Required task = Transcribe the records below in full; pictures stay out of the copy.

Record excerpts =
- - - - - - -

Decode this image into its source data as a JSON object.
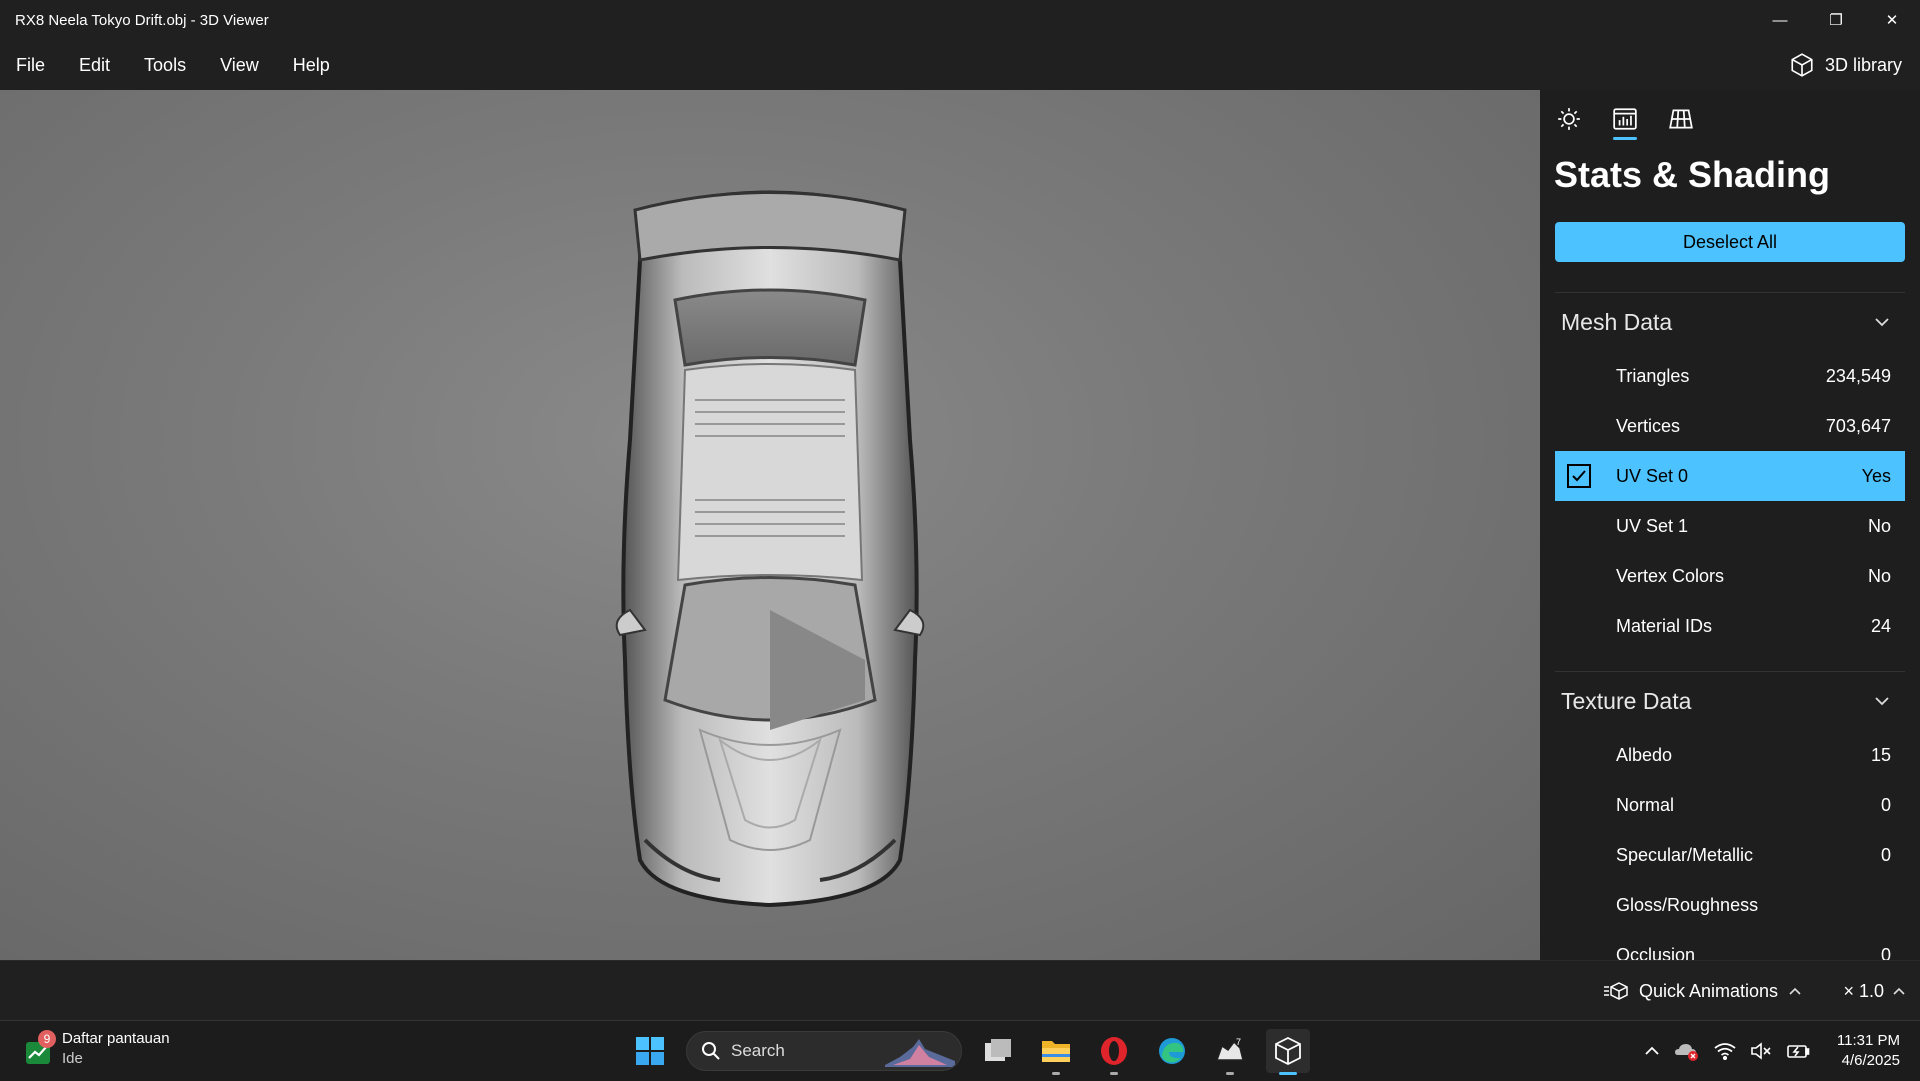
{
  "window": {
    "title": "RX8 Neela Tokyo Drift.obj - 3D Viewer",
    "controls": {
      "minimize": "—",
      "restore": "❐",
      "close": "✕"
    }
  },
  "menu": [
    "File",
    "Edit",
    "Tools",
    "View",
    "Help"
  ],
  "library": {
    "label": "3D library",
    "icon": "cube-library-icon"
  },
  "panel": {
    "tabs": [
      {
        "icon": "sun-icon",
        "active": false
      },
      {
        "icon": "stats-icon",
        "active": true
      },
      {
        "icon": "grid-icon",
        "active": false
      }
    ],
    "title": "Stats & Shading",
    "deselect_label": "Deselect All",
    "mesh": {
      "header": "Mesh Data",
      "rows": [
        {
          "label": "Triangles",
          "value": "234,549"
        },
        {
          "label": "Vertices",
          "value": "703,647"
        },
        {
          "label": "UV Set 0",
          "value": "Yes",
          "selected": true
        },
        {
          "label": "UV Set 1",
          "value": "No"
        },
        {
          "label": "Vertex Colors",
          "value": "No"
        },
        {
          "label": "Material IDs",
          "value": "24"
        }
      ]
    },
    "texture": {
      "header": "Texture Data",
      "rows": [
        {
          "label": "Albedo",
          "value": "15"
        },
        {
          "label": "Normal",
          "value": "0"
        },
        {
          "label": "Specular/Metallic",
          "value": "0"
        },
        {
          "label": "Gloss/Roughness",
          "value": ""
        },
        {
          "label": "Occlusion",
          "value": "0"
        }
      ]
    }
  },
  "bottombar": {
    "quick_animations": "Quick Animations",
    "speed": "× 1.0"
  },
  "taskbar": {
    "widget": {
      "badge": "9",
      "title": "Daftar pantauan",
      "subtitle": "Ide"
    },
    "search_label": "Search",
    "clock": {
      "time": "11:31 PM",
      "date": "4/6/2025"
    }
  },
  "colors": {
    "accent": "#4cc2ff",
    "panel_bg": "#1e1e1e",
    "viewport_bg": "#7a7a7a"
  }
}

- - - - - - -

Output below =
Decode this image into its source data as a JSON object.
{
  "window": {
    "title": "RX8 Neela Tokyo Drift.obj - 3D Viewer",
    "controls": {
      "minimize": "—",
      "restore": "❐",
      "close": "✕"
    }
  },
  "menu": [
    "File",
    "Edit",
    "Tools",
    "View",
    "Help"
  ],
  "library": {
    "label": "3D library",
    "icon": "cube-library-icon"
  },
  "panel": {
    "tabs": [
      {
        "icon": "sun-icon",
        "active": false
      },
      {
        "icon": "stats-icon",
        "active": true
      },
      {
        "icon": "grid-icon",
        "active": false
      }
    ],
    "title": "Stats & Shading",
    "deselect_label": "Deselect All",
    "mesh": {
      "header": "Mesh Data",
      "rows": [
        {
          "label": "Triangles",
          "value": "234,549"
        },
        {
          "label": "Vertices",
          "value": "703,647"
        },
        {
          "label": "UV Set 0",
          "value": "Yes",
          "selected": true
        },
        {
          "label": "UV Set 1",
          "value": "No"
        },
        {
          "label": "Vertex Colors",
          "value": "No"
        },
        {
          "label": "Material IDs",
          "value": "24"
        }
      ]
    },
    "texture": {
      "header": "Texture Data",
      "rows": [
        {
          "label": "Albedo",
          "value": "15"
        },
        {
          "label": "Normal",
          "value": "0"
        },
        {
          "label": "Specular/Metallic",
          "value": "0"
        },
        {
          "label": "Gloss/Roughness",
          "value": ""
        },
        {
          "label": "Occlusion",
          "value": "0"
        }
      ]
    }
  },
  "bottombar": {
    "quick_animations": "Quick Animations",
    "speed": "× 1.0"
  },
  "taskbar": {
    "widget": {
      "badge": "9",
      "title": "Daftar pantauan",
      "subtitle": "Ide"
    },
    "search_label": "Search",
    "clock": {
      "time": "11:31 PM",
      "date": "4/6/2025"
    }
  },
  "colors": {
    "accent": "#4cc2ff",
    "panel_bg": "#1e1e1e",
    "viewport_bg": "#7a7a7a"
  }
}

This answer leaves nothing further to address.